#### [What is required]
Filter the entries below, keeping only lines with the word "Education".

#### [Dataset rows]
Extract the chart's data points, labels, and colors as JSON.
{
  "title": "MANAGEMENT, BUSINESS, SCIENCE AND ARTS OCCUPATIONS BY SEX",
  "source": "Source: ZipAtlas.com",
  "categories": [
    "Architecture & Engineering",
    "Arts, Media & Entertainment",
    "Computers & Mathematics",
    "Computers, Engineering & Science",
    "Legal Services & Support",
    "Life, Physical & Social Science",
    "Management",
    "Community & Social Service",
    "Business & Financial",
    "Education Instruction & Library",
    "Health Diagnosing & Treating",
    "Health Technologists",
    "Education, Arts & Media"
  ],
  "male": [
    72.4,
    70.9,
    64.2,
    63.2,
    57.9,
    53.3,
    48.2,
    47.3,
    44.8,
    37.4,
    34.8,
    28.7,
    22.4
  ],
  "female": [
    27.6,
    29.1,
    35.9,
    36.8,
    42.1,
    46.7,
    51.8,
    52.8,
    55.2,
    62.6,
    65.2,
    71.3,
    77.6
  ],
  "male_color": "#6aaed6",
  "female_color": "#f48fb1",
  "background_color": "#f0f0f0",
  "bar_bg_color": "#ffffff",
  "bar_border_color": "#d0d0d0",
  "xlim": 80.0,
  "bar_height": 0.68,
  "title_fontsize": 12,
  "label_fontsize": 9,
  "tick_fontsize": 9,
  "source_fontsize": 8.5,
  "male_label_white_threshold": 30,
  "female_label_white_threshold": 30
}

#### [Task answer]
    "Education Instruction & Library",
    "Education, Arts & Media"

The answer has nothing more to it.